# [EXERCISE AIM]
Spot each line that carries the word "name"; copy those lines.

# [DATA FOR PROCESSING]
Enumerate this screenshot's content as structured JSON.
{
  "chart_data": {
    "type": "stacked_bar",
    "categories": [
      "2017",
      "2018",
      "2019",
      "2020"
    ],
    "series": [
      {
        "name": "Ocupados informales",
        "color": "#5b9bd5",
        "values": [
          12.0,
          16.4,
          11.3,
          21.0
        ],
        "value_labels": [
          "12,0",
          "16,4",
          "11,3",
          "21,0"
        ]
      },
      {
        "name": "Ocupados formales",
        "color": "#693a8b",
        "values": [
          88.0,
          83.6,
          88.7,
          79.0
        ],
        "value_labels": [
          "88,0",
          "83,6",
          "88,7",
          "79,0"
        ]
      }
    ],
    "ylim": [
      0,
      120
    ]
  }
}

# [TASK ANSWER]
        "name": "Ocupados informales",
        "name": "Ocupados formales",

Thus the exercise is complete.